Problem statement – Copy all lines of the listing that include the string "sand".
* START Working data *
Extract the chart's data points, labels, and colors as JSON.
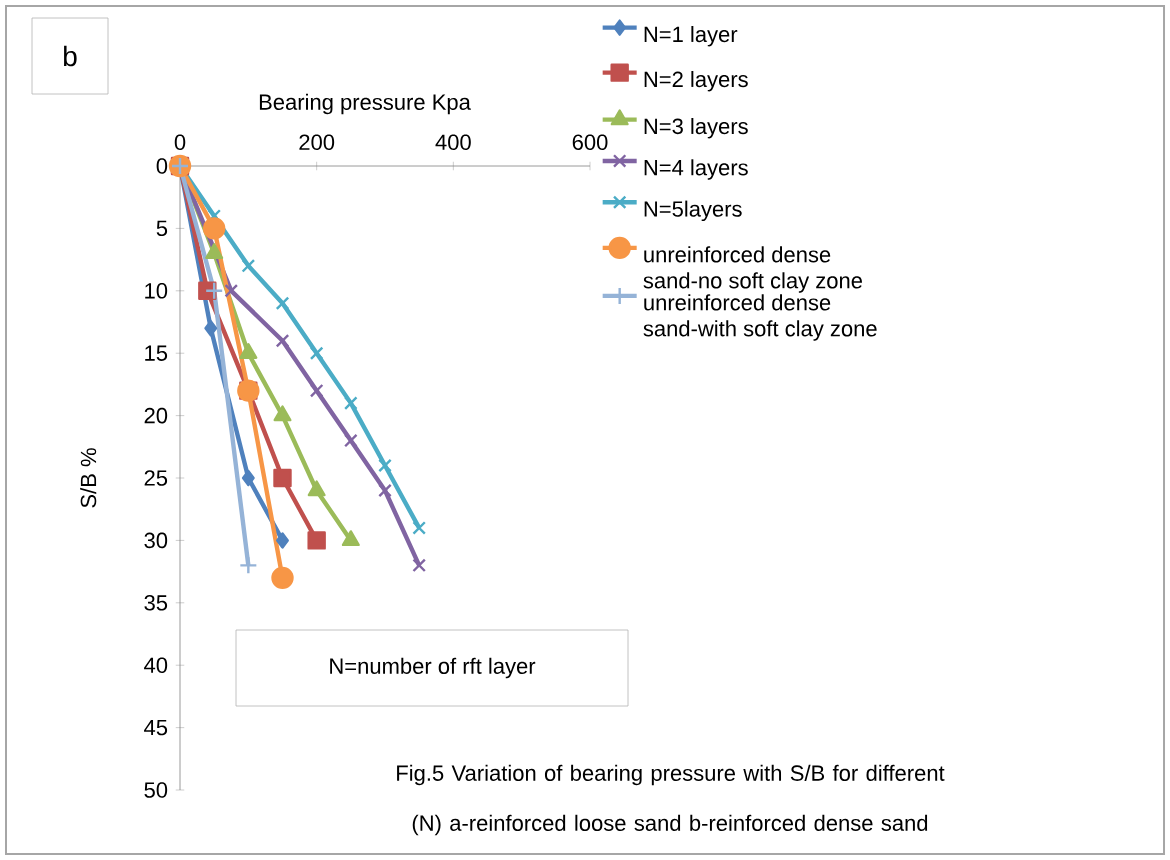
{
  "chart_data": {
    "type": "line",
    "xlabel": "Bearing pressure Kpa",
    "ylabel": "S/B %",
    "xlim": [
      0,
      600
    ],
    "xticks": [
      0,
      200,
      400,
      600
    ],
    "ylim": [
      50,
      0
    ],
    "yticks": [
      0,
      5,
      10,
      15,
      20,
      25,
      30,
      35,
      40,
      45,
      50
    ],
    "legend": "right",
    "grid": false,
    "series": [
      {
        "name": "N=1 layer",
        "color": "#4f81bd",
        "marker": "diamond",
        "x": [
          0,
          45,
          100,
          150
        ],
        "values": [
          0,
          13,
          25,
          30
        ]
      },
      {
        "name": "N=2 layers",
        "color": "#c0504d",
        "marker": "square",
        "x": [
          0,
          40,
          100,
          150,
          200
        ],
        "values": [
          0,
          10,
          18,
          25,
          30
        ]
      },
      {
        "name": "N=3 layers",
        "color": "#9bbb59",
        "marker": "triangle",
        "x": [
          0,
          50,
          100,
          150,
          200,
          250
        ],
        "values": [
          0,
          7,
          15,
          20,
          26,
          30
        ]
      },
      {
        "name": "N=4 layers",
        "color": "#8064a2",
        "marker": "cross",
        "x": [
          0,
          75,
          150,
          200,
          250,
          300,
          350
        ],
        "values": [
          0,
          10,
          14,
          18,
          22,
          26,
          32
        ]
      },
      {
        "name": "N=5layers",
        "color": "#4bacc6",
        "marker": "cross",
        "x": [
          0,
          50,
          100,
          150,
          200,
          250,
          300,
          350
        ],
        "values": [
          0,
          4,
          8,
          11,
          15,
          19,
          24,
          29
        ]
      },
      {
        "name": "unreinforced dense sand-no soft clay zone",
        "color": "#f79646",
        "marker": "circle",
        "x": [
          0,
          50,
          100,
          150
        ],
        "values": [
          0,
          5,
          18,
          33
        ]
      },
      {
        "name": "unreinforced dense sand-with soft clay zone",
        "color": "#95b3d7",
        "marker": "plus",
        "x": [
          0,
          50,
          100
        ],
        "values": [
          0,
          10,
          32
        ]
      }
    ],
    "annotations": [
      "b",
      "N=number of rft layer",
      "Fig.5 Variation of bearing pressure with S/B for different (N) a-reinforced loose sand b-reinforced dense sand"
    ]
  }
}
* END Working data *
Correct response –
        "name": "unreinforced dense sand-no soft clay zone",
        "name": "unreinforced dense sand-with soft clay zone",
      "Fig.5 Variation of bearing pressure with S/B for different (N) a-reinforced loose sand b-reinforced dense sand"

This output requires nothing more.